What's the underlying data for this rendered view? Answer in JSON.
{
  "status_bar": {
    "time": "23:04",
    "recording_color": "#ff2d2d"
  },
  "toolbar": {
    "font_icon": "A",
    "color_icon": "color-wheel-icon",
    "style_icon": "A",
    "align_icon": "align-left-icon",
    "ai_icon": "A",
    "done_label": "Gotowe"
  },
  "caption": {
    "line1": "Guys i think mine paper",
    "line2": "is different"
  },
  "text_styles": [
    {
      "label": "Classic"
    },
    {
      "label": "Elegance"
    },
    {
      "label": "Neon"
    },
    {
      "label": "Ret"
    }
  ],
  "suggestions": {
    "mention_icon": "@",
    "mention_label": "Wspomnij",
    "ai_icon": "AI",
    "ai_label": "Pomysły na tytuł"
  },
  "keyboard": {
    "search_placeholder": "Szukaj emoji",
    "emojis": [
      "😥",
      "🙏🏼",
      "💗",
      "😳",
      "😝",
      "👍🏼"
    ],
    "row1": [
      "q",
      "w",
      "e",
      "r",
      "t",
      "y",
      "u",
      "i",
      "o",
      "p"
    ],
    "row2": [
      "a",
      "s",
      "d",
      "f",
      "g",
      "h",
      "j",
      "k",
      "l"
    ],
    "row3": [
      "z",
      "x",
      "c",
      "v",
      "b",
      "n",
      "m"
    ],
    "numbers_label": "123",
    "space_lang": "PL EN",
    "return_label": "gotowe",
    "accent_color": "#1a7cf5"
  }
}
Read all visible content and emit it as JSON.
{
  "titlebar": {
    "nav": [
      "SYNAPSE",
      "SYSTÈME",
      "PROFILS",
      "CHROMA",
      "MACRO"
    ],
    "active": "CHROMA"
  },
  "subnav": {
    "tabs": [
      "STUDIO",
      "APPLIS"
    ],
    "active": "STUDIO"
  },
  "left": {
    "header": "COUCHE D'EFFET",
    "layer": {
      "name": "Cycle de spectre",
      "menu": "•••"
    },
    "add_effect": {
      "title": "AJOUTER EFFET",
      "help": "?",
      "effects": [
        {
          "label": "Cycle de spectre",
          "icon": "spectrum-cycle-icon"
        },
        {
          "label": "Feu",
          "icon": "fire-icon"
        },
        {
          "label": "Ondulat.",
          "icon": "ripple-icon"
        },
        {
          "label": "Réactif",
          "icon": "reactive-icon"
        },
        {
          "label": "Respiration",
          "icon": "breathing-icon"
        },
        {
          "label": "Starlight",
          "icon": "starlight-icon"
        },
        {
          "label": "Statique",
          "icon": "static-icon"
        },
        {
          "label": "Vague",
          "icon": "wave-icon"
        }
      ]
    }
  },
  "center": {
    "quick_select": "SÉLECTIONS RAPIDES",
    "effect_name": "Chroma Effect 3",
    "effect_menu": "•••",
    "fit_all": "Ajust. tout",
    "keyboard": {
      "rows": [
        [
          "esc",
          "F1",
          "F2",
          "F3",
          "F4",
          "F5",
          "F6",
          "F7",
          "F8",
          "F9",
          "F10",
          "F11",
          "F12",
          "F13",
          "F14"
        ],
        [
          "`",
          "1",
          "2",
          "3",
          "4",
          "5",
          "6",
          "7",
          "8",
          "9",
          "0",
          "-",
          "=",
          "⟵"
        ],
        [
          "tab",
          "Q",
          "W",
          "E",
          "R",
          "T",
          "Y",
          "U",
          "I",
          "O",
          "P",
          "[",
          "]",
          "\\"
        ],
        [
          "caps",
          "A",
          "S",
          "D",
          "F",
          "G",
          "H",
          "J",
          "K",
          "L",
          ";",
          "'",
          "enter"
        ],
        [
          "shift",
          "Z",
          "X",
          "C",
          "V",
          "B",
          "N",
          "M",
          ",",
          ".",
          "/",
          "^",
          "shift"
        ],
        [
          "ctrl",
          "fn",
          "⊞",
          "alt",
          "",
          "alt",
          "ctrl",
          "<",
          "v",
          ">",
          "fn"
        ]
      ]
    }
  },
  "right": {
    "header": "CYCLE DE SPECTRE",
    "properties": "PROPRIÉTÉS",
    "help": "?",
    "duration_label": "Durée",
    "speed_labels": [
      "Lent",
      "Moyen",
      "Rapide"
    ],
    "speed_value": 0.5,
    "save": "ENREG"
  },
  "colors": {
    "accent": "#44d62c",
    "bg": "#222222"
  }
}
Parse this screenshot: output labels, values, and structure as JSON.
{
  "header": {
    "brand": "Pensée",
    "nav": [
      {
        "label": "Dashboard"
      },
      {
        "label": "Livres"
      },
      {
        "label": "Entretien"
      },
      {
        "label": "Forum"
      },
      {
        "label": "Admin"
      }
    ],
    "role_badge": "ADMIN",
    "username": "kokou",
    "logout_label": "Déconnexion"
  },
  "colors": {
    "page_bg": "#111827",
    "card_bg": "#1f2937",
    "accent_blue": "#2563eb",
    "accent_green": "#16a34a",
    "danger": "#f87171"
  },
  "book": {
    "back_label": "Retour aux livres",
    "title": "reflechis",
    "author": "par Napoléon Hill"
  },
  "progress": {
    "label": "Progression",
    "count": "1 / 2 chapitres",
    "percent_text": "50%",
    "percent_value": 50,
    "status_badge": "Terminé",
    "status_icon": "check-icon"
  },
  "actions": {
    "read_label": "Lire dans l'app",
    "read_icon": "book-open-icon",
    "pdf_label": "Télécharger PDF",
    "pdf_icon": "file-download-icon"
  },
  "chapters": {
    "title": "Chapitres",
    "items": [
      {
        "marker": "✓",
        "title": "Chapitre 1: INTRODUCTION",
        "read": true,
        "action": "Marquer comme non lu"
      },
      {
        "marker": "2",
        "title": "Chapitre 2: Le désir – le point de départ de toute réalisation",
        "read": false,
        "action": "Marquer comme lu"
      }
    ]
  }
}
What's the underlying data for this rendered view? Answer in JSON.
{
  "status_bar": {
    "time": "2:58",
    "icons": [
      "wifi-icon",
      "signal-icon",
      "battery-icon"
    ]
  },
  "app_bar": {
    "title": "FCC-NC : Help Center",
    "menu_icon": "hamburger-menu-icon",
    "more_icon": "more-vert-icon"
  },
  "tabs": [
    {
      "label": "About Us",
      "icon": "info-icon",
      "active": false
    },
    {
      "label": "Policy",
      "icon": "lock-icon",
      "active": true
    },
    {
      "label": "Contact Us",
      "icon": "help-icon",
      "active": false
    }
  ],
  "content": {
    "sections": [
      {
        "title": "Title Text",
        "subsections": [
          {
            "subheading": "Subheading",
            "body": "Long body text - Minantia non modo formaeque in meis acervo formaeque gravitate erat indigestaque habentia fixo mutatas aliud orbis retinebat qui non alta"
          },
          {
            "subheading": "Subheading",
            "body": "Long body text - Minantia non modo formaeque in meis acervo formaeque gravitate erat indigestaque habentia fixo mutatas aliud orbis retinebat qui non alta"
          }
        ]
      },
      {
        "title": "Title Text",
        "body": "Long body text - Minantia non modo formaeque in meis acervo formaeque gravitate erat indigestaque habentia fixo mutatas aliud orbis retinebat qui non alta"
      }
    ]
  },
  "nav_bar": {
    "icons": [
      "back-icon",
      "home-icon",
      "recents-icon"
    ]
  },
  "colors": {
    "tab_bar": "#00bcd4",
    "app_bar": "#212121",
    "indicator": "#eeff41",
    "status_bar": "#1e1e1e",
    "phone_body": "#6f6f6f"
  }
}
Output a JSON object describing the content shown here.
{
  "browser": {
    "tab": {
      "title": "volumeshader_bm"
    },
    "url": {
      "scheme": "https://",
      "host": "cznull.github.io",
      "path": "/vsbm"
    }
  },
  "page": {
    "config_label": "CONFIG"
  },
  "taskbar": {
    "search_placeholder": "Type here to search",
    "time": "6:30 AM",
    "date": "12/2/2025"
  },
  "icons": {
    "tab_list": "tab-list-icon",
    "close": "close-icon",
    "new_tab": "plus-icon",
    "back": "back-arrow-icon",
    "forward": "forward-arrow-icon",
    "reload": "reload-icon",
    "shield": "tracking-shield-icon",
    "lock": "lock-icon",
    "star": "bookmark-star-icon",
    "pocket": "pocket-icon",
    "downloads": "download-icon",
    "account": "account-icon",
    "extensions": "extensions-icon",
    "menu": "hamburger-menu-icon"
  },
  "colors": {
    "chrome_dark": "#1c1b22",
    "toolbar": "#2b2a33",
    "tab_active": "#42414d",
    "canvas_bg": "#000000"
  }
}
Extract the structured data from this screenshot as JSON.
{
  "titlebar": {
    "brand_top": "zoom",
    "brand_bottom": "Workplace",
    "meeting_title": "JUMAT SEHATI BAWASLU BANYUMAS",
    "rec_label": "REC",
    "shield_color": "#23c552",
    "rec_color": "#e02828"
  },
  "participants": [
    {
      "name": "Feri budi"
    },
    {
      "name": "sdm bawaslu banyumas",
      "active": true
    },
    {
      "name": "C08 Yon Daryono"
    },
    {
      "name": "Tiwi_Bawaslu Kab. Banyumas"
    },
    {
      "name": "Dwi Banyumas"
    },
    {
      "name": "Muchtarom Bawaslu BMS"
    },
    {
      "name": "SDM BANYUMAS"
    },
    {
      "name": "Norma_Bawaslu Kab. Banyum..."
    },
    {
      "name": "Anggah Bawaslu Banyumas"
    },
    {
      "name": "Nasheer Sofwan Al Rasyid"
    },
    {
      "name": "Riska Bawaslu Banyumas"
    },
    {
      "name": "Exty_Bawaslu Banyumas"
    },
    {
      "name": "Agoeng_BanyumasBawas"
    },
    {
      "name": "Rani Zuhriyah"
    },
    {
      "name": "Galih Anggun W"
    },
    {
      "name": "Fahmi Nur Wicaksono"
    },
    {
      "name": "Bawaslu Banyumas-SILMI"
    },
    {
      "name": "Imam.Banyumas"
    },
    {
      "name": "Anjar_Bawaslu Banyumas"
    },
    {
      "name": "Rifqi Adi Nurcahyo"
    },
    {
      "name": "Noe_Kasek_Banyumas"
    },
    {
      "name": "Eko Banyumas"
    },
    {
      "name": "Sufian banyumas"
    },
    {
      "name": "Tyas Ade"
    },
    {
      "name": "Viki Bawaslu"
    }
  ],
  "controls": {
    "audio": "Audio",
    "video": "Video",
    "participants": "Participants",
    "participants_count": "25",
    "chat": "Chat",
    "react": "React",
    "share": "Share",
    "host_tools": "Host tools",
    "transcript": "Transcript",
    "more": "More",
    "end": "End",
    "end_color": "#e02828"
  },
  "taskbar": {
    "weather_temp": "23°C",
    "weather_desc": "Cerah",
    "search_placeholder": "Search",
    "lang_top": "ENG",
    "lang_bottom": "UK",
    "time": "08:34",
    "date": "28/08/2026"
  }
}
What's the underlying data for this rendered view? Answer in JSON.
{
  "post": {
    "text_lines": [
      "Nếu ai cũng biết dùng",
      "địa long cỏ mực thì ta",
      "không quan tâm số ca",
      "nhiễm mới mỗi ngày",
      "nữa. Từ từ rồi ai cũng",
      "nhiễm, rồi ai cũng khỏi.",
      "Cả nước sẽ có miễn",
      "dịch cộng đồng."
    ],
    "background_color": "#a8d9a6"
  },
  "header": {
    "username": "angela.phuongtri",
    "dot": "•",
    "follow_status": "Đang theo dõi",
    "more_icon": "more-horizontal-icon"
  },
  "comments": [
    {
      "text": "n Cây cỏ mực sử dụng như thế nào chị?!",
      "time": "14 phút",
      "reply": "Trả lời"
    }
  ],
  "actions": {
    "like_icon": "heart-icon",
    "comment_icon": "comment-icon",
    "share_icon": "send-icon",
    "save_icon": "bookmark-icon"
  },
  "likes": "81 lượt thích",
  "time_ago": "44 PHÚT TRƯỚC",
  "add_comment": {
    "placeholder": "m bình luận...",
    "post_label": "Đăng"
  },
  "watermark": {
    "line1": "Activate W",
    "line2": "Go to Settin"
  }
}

————

[Given problem]
From the entries above, copy every line containing the word "bookmark".

[Complete response]
    "star": "bookmark-star-icon",
    "save_icon": "bookmark-icon"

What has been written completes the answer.